* [Given request]: Restate each of the lines below word for word and drop every picture.
— START Material for this exercise —
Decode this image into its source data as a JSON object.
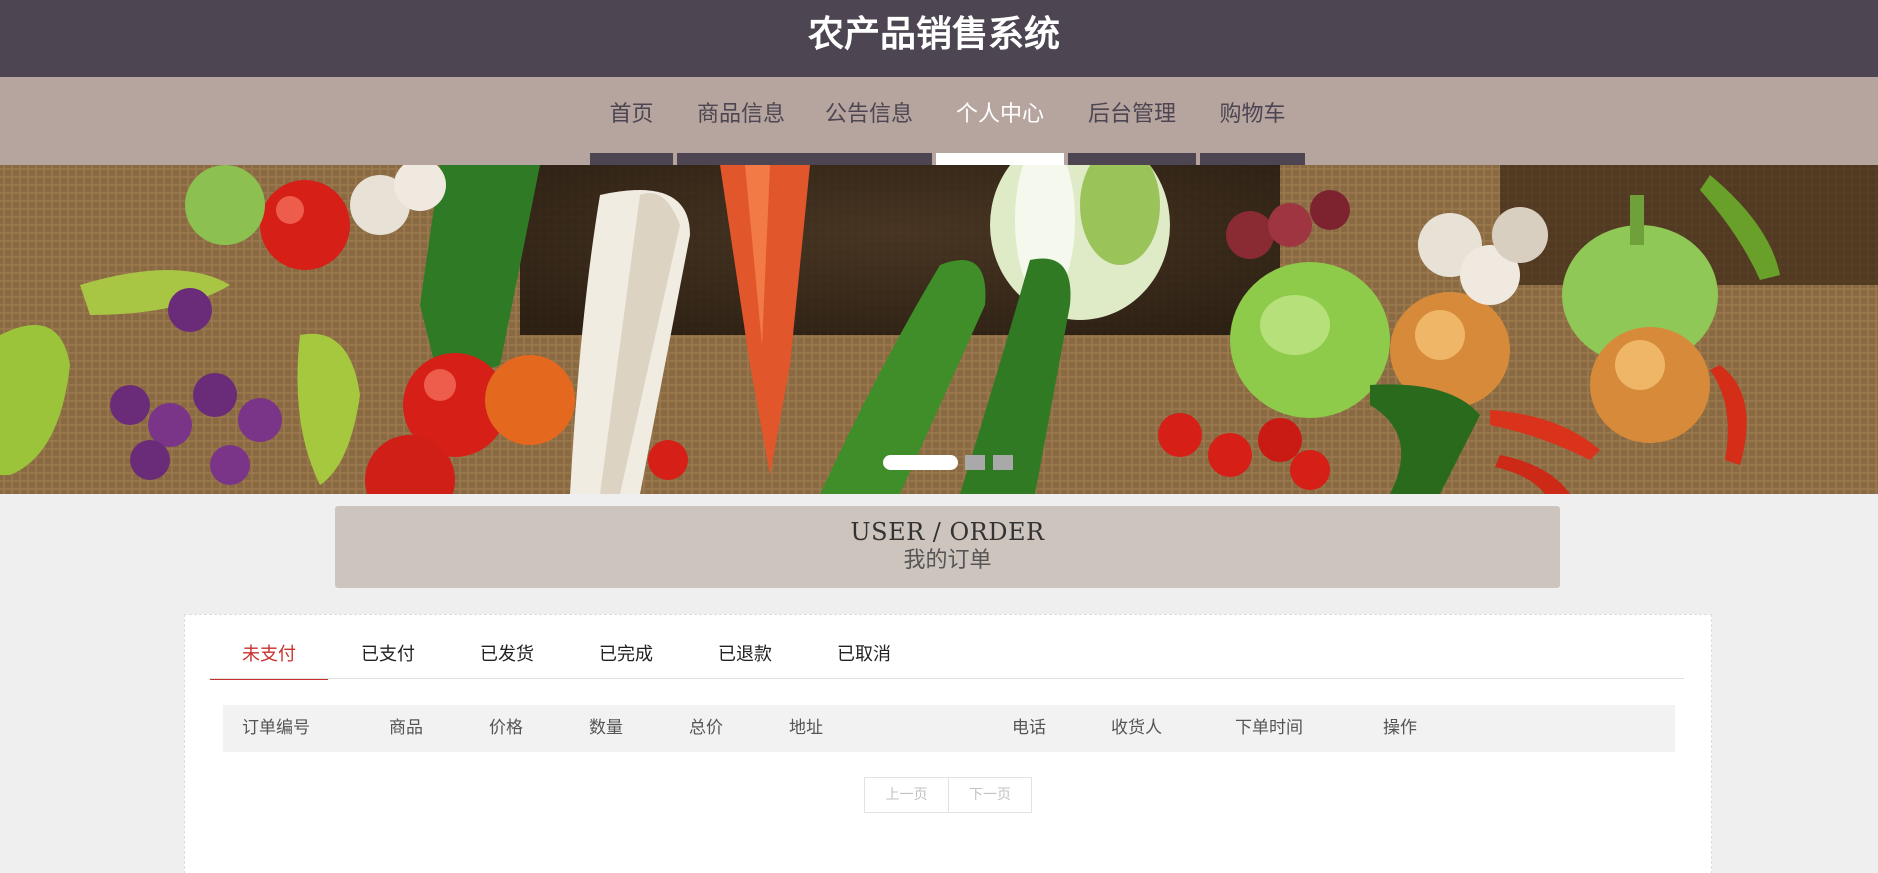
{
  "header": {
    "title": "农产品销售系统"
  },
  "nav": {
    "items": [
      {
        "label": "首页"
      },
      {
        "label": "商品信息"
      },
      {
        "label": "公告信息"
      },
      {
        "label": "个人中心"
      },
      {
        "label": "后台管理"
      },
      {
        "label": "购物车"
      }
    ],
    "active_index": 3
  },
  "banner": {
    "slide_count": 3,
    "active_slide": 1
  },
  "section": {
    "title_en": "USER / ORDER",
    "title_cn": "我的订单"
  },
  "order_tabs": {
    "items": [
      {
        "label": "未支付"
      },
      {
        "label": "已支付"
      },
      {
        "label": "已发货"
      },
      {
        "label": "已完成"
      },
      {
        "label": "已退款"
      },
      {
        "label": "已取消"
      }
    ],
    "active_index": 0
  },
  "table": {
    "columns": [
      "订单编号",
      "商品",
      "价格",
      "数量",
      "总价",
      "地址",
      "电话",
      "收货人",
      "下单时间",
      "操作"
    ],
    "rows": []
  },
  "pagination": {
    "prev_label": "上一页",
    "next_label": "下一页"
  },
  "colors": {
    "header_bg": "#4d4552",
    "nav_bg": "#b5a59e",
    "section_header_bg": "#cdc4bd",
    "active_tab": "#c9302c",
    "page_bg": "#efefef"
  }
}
— END Material for this exercise —
* [Result]:
Decode this image into its source data as a JSON object.
{
  "header": {
    "title": "农产品销售系统"
  },
  "nav": {
    "items": [
      {
        "label": "首页"
      },
      {
        "label": "商品信息"
      },
      {
        "label": "公告信息"
      },
      {
        "label": "个人中心"
      },
      {
        "label": "后台管理"
      },
      {
        "label": "购物车"
      }
    ],
    "active_index": 3
  },
  "banner": {
    "slide_count": 3,
    "active_slide": 1
  },
  "section": {
    "title_en": "USER / ORDER",
    "title_cn": "我的订单"
  },
  "order_tabs": {
    "items": [
      {
        "label": "未支付"
      },
      {
        "label": "已支付"
      },
      {
        "label": "已发货"
      },
      {
        "label": "已完成"
      },
      {
        "label": "已退款"
      },
      {
        "label": "已取消"
      }
    ],
    "active_index": 0
  },
  "table": {
    "columns": [
      "订单编号",
      "商品",
      "价格",
      "数量",
      "总价",
      "地址",
      "电话",
      "收货人",
      "下单时间",
      "操作"
    ],
    "rows": []
  },
  "pagination": {
    "prev_label": "上一页",
    "next_label": "下一页"
  },
  "colors": {
    "header_bg": "#4d4552",
    "nav_bg": "#b5a59e",
    "section_header_bg": "#cdc4bd",
    "active_tab": "#c9302c",
    "page_bg": "#efefef"
  }
}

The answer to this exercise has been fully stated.